### Set exercise
Quote all of the data exactly as given. Skip every picture it contains.

### Extracted information
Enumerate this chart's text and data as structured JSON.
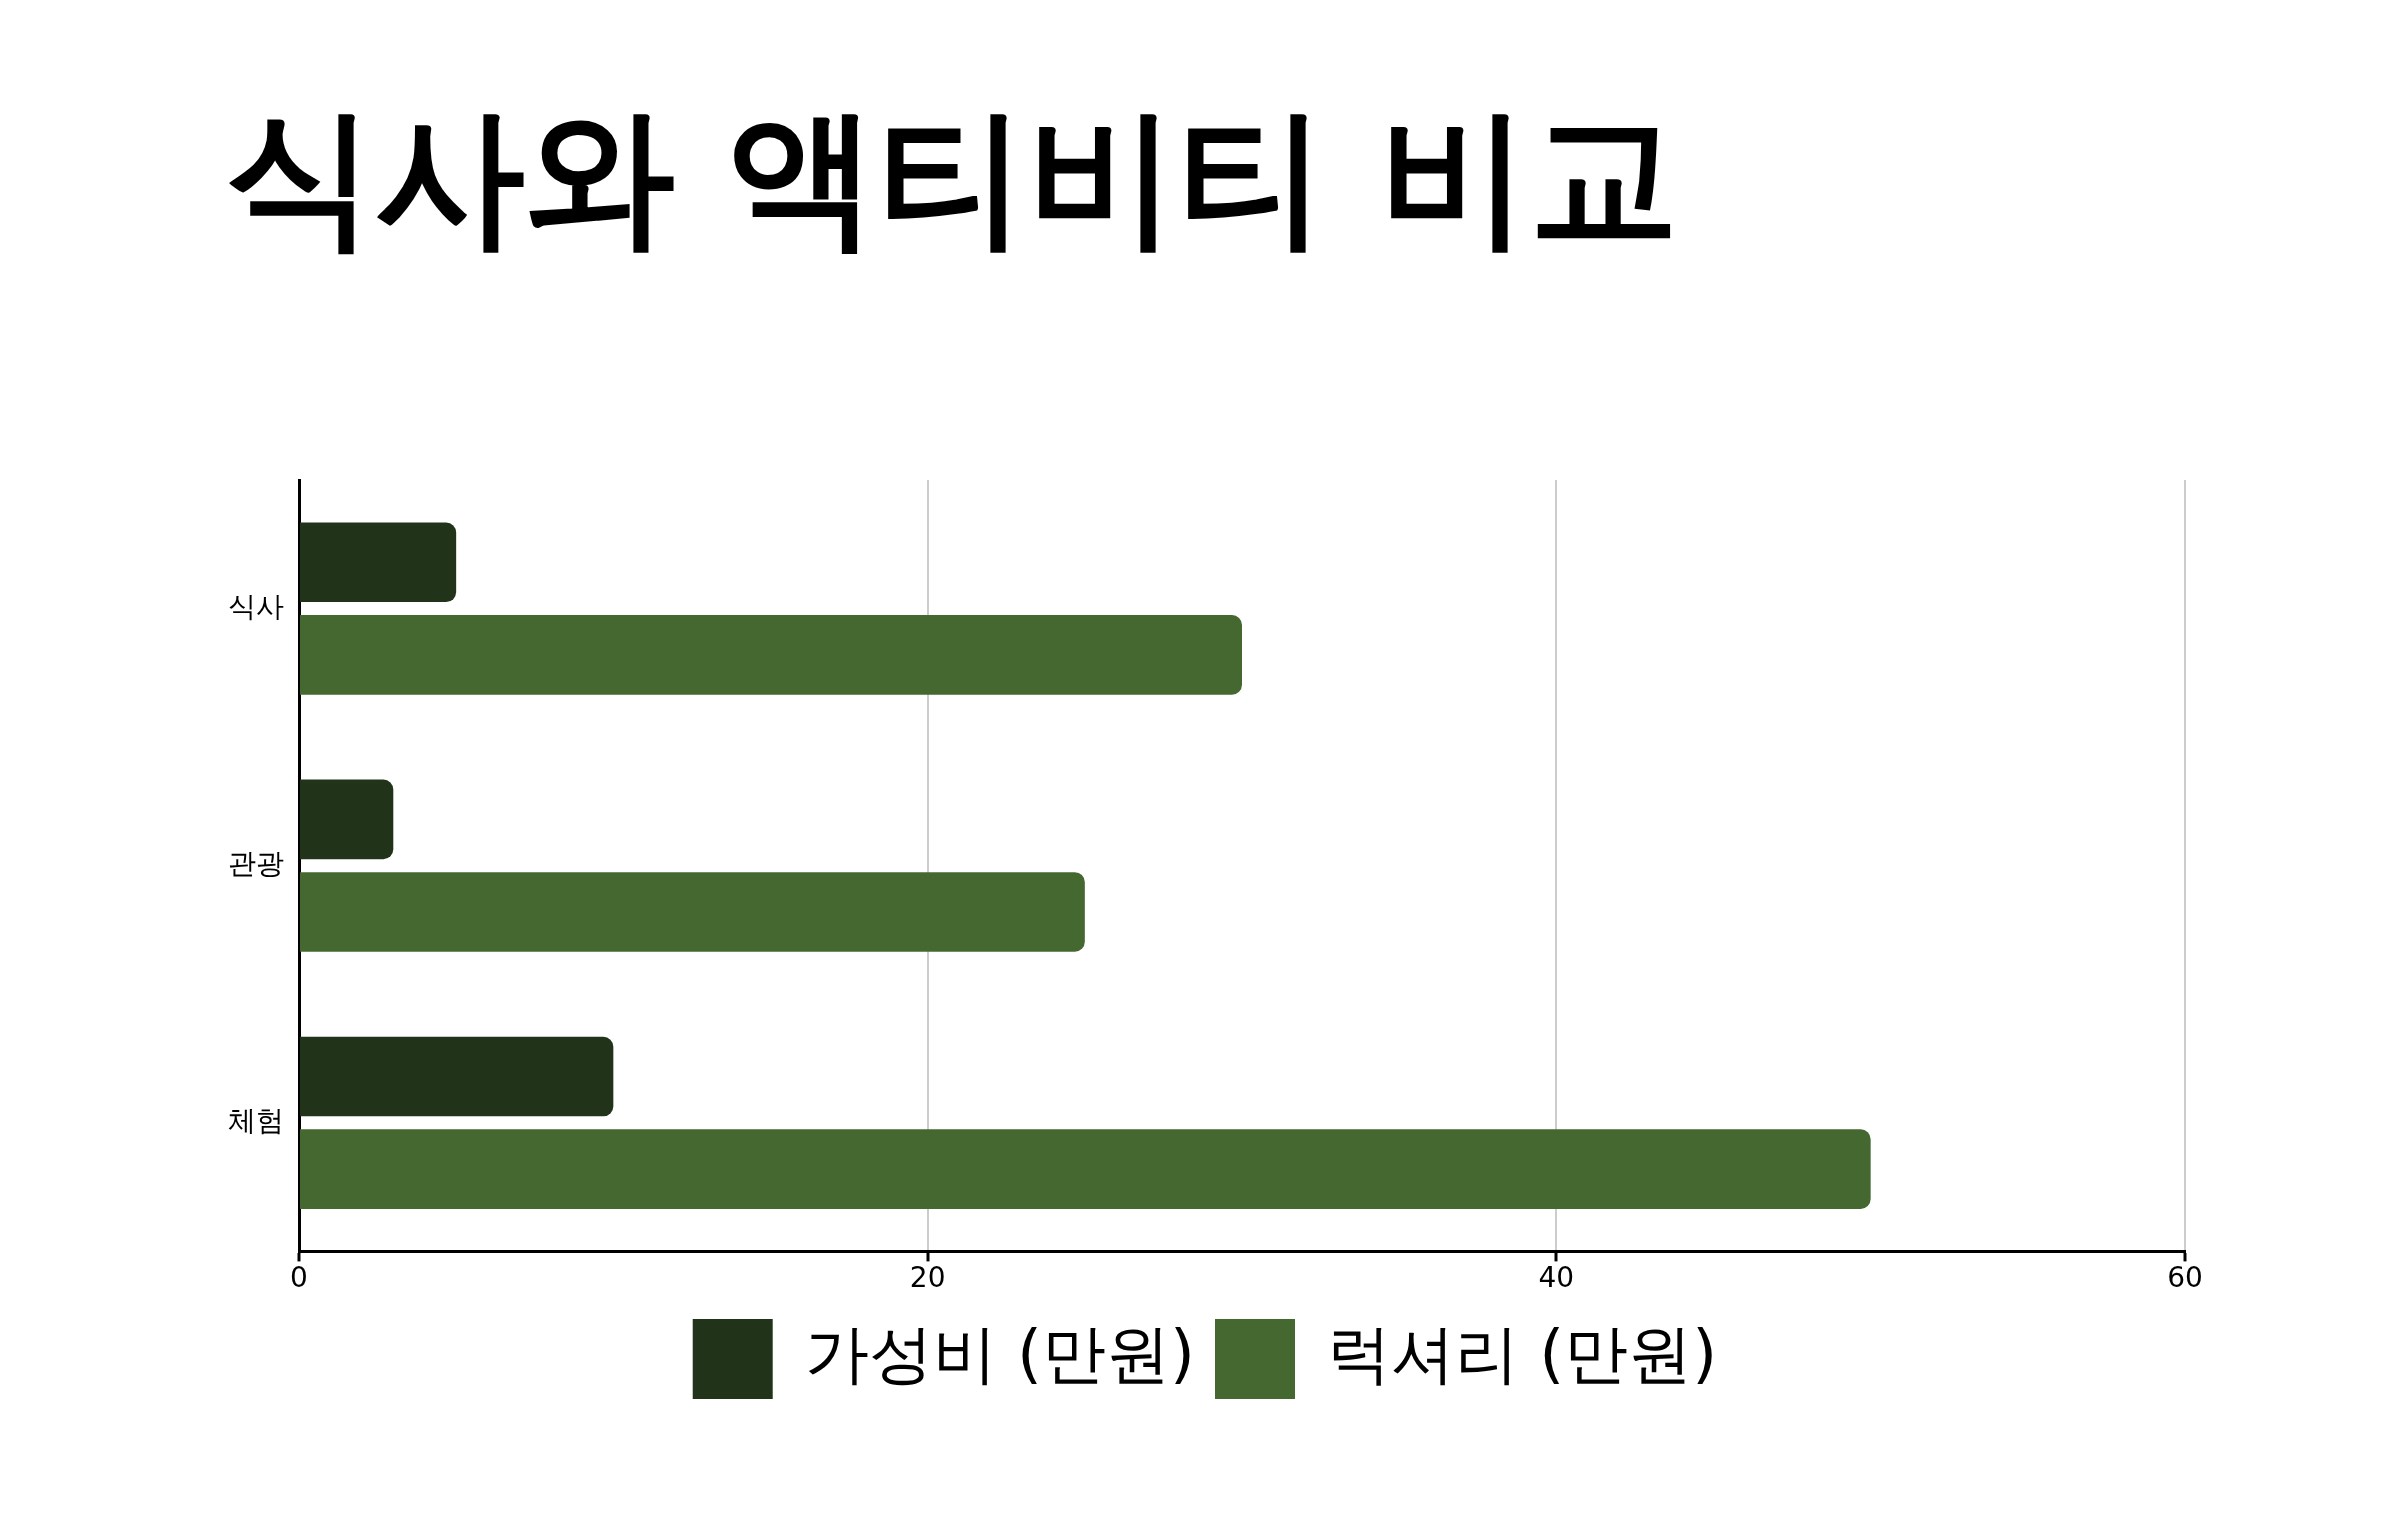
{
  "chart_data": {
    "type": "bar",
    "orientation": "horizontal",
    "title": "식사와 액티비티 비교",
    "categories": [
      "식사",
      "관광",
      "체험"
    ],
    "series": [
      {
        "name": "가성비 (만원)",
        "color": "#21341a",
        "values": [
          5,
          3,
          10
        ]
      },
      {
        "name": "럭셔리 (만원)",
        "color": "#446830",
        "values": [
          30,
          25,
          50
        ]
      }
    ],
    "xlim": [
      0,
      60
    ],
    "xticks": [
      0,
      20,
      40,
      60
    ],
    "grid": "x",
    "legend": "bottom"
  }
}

### Final answer
Enumerate this chart's text and data as structured JSON.
{
  "chart_data": {
    "type": "bar",
    "orientation": "horizontal",
    "title": "식사와 액티비티 비교",
    "categories": [
      "식사",
      "관광",
      "체험"
    ],
    "series": [
      {
        "name": "가성비 (만원)",
        "color": "#21341a",
        "values": [
          5,
          3,
          10
        ]
      },
      {
        "name": "럭셔리 (만원)",
        "color": "#446830",
        "values": [
          30,
          25,
          50
        ]
      }
    ],
    "xlim": [
      0,
      60
    ],
    "xticks": [
      0,
      20,
      40,
      60
    ],
    "grid": "x",
    "legend": "bottom"
  }
}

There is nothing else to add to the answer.